--- begin EXTRACTED DATA ---

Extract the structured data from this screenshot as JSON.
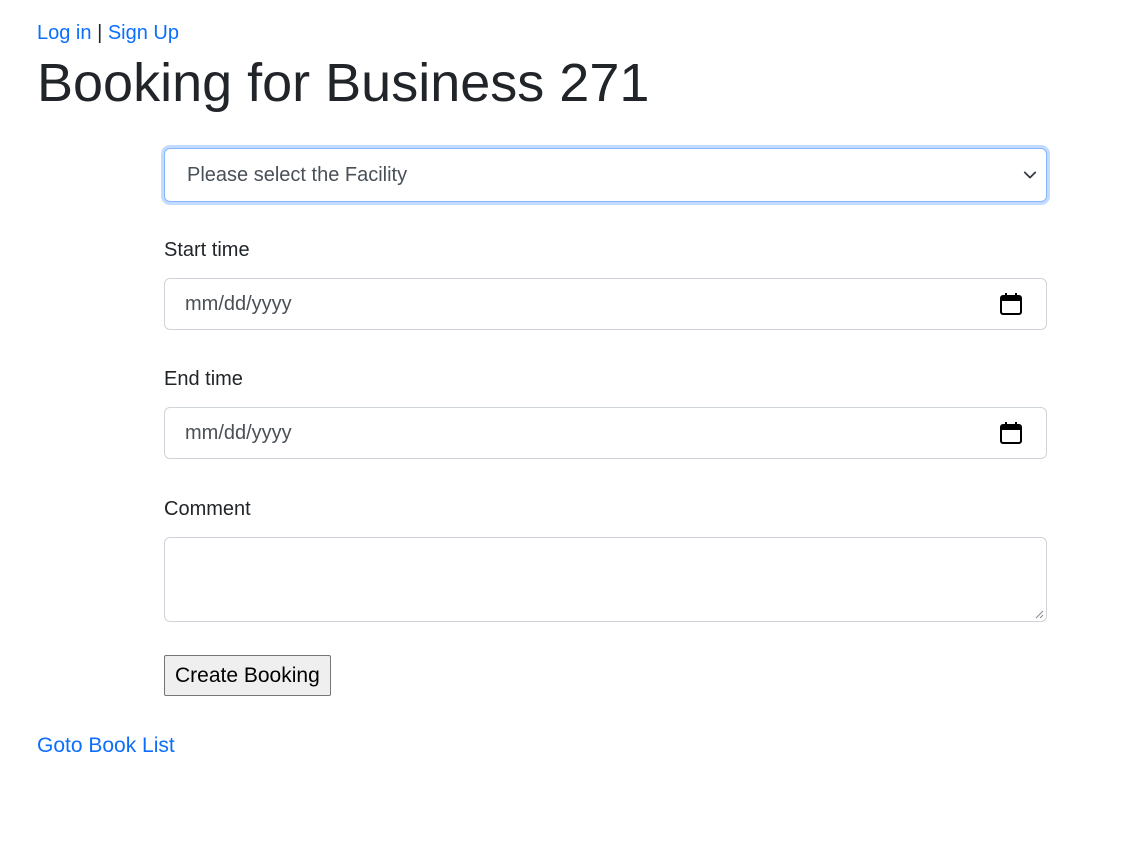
{
  "header": {
    "login_label": "Log in",
    "separator": "|",
    "signup_label": "Sign Up",
    "title": "Booking for Business 271"
  },
  "form": {
    "facility_select": {
      "selected": "Please select the Facility",
      "icon": "chevron-down-icon"
    },
    "start_time": {
      "label": "Start time",
      "placeholder": "mm/dd/yyyy",
      "icon": "calendar-icon"
    },
    "end_time": {
      "label": "End time",
      "placeholder": "mm/dd/yyyy",
      "icon": "calendar-icon"
    },
    "comment": {
      "label": "Comment",
      "value": ""
    },
    "submit_label": "Create Booking"
  },
  "footer": {
    "goto_label": "Goto Book List"
  },
  "colors": {
    "link": "#0d6efd",
    "text": "#212529",
    "focus_border": "#86b7fe",
    "input_border": "#ced4da"
  }
}
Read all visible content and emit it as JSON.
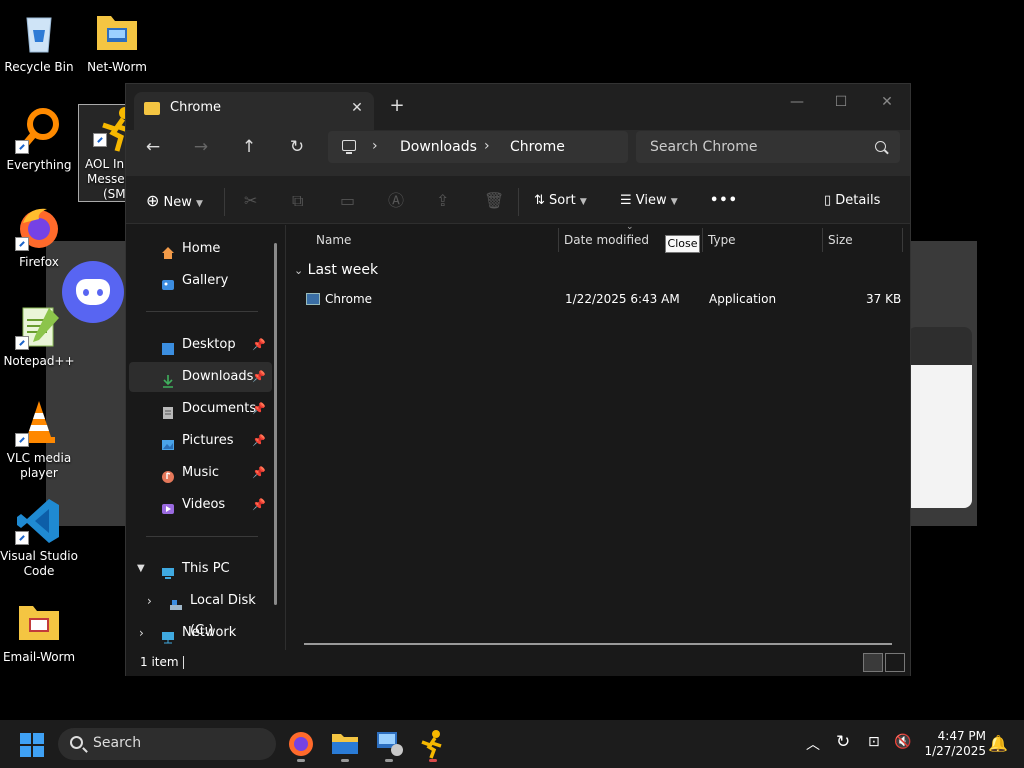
{
  "desktop": {
    "icons": [
      {
        "label": "Recycle Bin"
      },
      {
        "label": "Net-Worm"
      },
      {
        "label": "Everything"
      },
      {
        "label": "AOL Instant Messenger (SM)",
        "label_line1": "AOL In",
        "label_line2": "Messen",
        "label_line3": "(SM"
      },
      {
        "label": "Firefox"
      },
      {
        "label": "Notepad++"
      },
      {
        "label": "VLC media player",
        "label_line1": "VLC media",
        "label_line2": "player"
      },
      {
        "label": "Visual Studio Code",
        "label_line1": "Visual Studio",
        "label_line2": "Code"
      },
      {
        "label": "Email-Worm"
      }
    ]
  },
  "window": {
    "tab_title": "Chrome",
    "tab_close": "✕",
    "new_tab": "+",
    "controls": {
      "minimize": "—",
      "maximize": "☐",
      "close": "✕"
    },
    "nav": {
      "back": "←",
      "forward": "→",
      "up": "↑",
      "refresh": "↻"
    },
    "breadcrumb": [
      "Downloads",
      "Chrome"
    ],
    "breadcrumb_sep": "›",
    "search_placeholder": "Search Chrome",
    "toolbar": {
      "new_label": "New",
      "sort_label": "Sort",
      "view_label": "View",
      "more_label": "•••",
      "details_label": "Details"
    },
    "sidebar": {
      "home": "Home",
      "gallery": "Gallery",
      "quick_access": [
        {
          "label": "Desktop",
          "icon": "desktop-icon",
          "color": "#3b8ee0"
        },
        {
          "label": "Downloads",
          "icon": "download-icon",
          "color": "#3fb05d"
        },
        {
          "label": "Documents",
          "icon": "document-icon",
          "color": "#b9b9b9"
        },
        {
          "label": "Pictures",
          "icon": "picture-icon",
          "color": "#4aa3e8"
        },
        {
          "label": "Music",
          "icon": "music-icon",
          "color": "#e5785a"
        },
        {
          "label": "Videos",
          "icon": "video-icon",
          "color": "#9a6ae0"
        }
      ],
      "pin": "📌",
      "this_pc": "This PC",
      "local_disk": "Local Disk (C:)",
      "network": "Network"
    },
    "columns": [
      "Name",
      "Date modified",
      "Type",
      "Size"
    ],
    "group": "Last week",
    "files": [
      {
        "name": "Chrome",
        "date": "1/22/2025 6:43 AM",
        "type": "Application",
        "size": "37 KB"
      }
    ],
    "status": "1 item",
    "tooltip": "Close"
  },
  "taskbar": {
    "search_label": "Search",
    "time": "4:47 PM",
    "date": "1/27/2025"
  }
}
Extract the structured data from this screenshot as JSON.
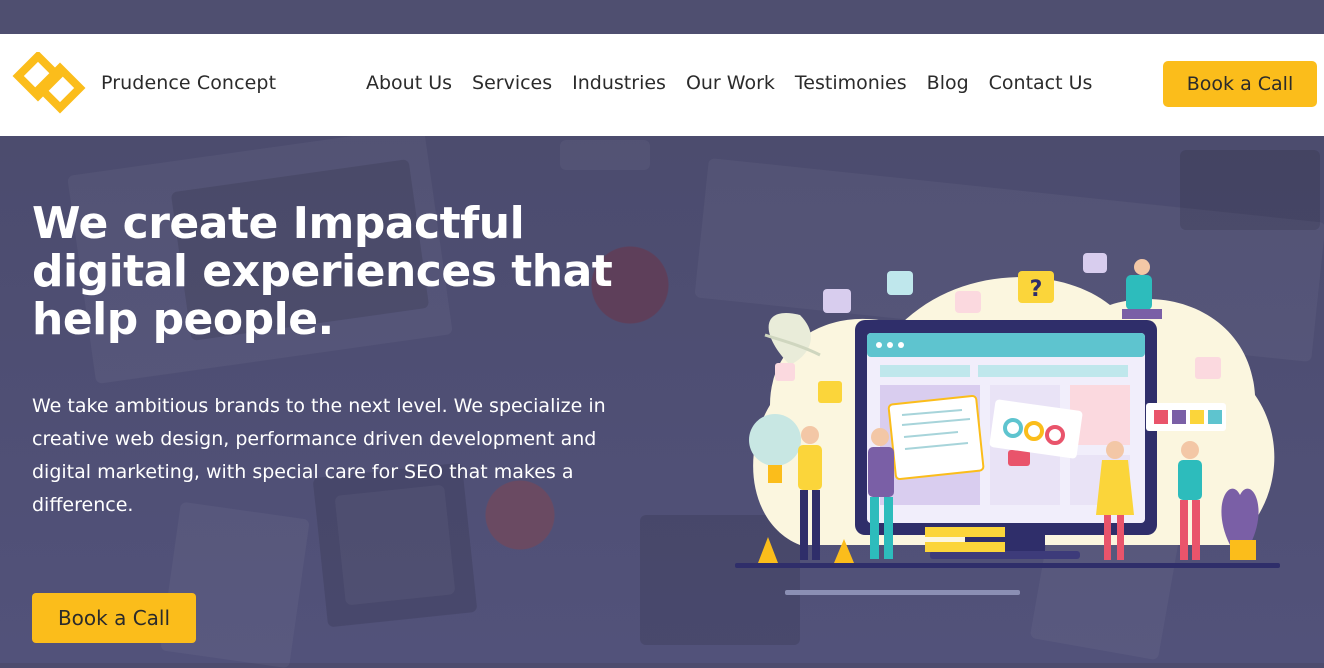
{
  "brand": {
    "name": "Prudence Concept"
  },
  "nav": {
    "items": [
      {
        "label": "About Us"
      },
      {
        "label": "Services"
      },
      {
        "label": "Industries"
      },
      {
        "label": "Our Work"
      },
      {
        "label": "Testimonies"
      },
      {
        "label": "Blog"
      },
      {
        "label": "Contact Us"
      }
    ]
  },
  "header": {
    "cta_label": "Book a Call"
  },
  "hero": {
    "headline": "We create Impactful digital experiences that help people.",
    "description": "We take ambitious brands to the next level. We specialize in creative web design, performance driven development and digital marketing, with special care for SEO that makes a difference.",
    "cta_label": "Book a Call",
    "illustration_icon": "web-design-team-illustration"
  },
  "colors": {
    "accent": "#fbbd1b",
    "hero_background": "#4d4c6e",
    "header_background": "#ffffff",
    "text_dark": "#2b2b2b"
  }
}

--- end EXTRACTED DATA ---

# [WHAT THE EXERCISE ASKS]
Drop the images and quote the entries word for word.

# [EXERCISE OUTPUT]
Extract the structured data from this screenshot as JSON.
{
  "header": {
    "login_label": "Log in",
    "separator": "|",
    "signup_label": "Sign Up",
    "title": "Booking for Business 271"
  },
  "form": {
    "facility_select": {
      "selected": "Please select the Facility",
      "icon": "chevron-down-icon"
    },
    "start_time": {
      "label": "Start time",
      "placeholder": "mm/dd/yyyy",
      "icon": "calendar-icon"
    },
    "end_time": {
      "label": "End time",
      "placeholder": "mm/dd/yyyy",
      "icon": "calendar-icon"
    },
    "comment": {
      "label": "Comment",
      "value": ""
    },
    "submit_label": "Create Booking"
  },
  "footer": {
    "goto_label": "Goto Book List"
  },
  "colors": {
    "link": "#0d6efd",
    "text": "#212529",
    "focus_border": "#86b7fe",
    "input_border": "#ced4da"
  }
}
Read all visible content and emit it as JSON.
{
  "desktop": {
    "icons": [
      {
        "label": "Recycle Bin"
      },
      {
        "label": "Net-Worm"
      },
      {
        "label": "Everything"
      },
      {
        "label": "AOL Instant Messenger (SM)",
        "label_line1": "AOL In",
        "label_line2": "Messen",
        "label_line3": "(SM"
      },
      {
        "label": "Firefox"
      },
      {
        "label": "Notepad++"
      },
      {
        "label": "VLC media player",
        "label_line1": "VLC media",
        "label_line2": "player"
      },
      {
        "label": "Visual Studio Code",
        "label_line1": "Visual Studio",
        "label_line2": "Code"
      },
      {
        "label": "Email-Worm"
      }
    ]
  },
  "window": {
    "tab_title": "Chrome",
    "tab_close": "✕",
    "new_tab": "+",
    "controls": {
      "minimize": "—",
      "maximize": "☐",
      "close": "✕"
    },
    "nav": {
      "back": "←",
      "forward": "→",
      "up": "↑",
      "refresh": "↻"
    },
    "breadcrumb": [
      "Downloads",
      "Chrome"
    ],
    "breadcrumb_sep": "›",
    "search_placeholder": "Search Chrome",
    "toolbar": {
      "new_label": "New",
      "sort_label": "Sort",
      "view_label": "View",
      "more_label": "•••",
      "details_label": "Details"
    },
    "sidebar": {
      "home": "Home",
      "gallery": "Gallery",
      "quick_access": [
        {
          "label": "Desktop",
          "icon": "desktop-icon",
          "color": "#3b8ee0"
        },
        {
          "label": "Downloads",
          "icon": "download-icon",
          "color": "#3fb05d"
        },
        {
          "label": "Documents",
          "icon": "document-icon",
          "color": "#b9b9b9"
        },
        {
          "label": "Pictures",
          "icon": "picture-icon",
          "color": "#4aa3e8"
        },
        {
          "label": "Music",
          "icon": "music-icon",
          "color": "#e5785a"
        },
        {
          "label": "Videos",
          "icon": "video-icon",
          "color": "#9a6ae0"
        }
      ],
      "pin": "📌",
      "this_pc": "This PC",
      "local_disk": "Local Disk (C:)",
      "network": "Network"
    },
    "columns": [
      "Name",
      "Date modified",
      "Type",
      "Size"
    ],
    "group": "Last week",
    "files": [
      {
        "name": "Chrome",
        "date": "1/22/2025 6:43 AM",
        "type": "Application",
        "size": "37 KB"
      }
    ],
    "status": "1 item",
    "tooltip": "Close"
  },
  "taskbar": {
    "search_label": "Search",
    "time": "4:47 PM",
    "date": "1/27/2025"
  }
}
Extract the structured data from this screenshot as JSON.
{
  "brand": {
    "name": "Prudence Concept"
  },
  "nav": {
    "items": [
      {
        "label": "About Us"
      },
      {
        "label": "Services"
      },
      {
        "label": "Industries"
      },
      {
        "label": "Our Work"
      },
      {
        "label": "Testimonies"
      },
      {
        "label": "Blog"
      },
      {
        "label": "Contact Us"
      }
    ]
  },
  "header": {
    "cta_label": "Book a Call"
  },
  "hero": {
    "headline": "We create Impactful digital experiences that help people.",
    "description": "We take ambitious brands to the next level. We specialize in creative web design, performance driven development and digital marketing, with special care for SEO that makes a difference.",
    "cta_label": "Book a Call",
    "illustration_icon": "web-design-team-illustration"
  },
  "colors": {
    "accent": "#fbbd1b",
    "hero_background": "#4d4c6e",
    "header_background": "#ffffff",
    "text_dark": "#2b2b2b"
  }
}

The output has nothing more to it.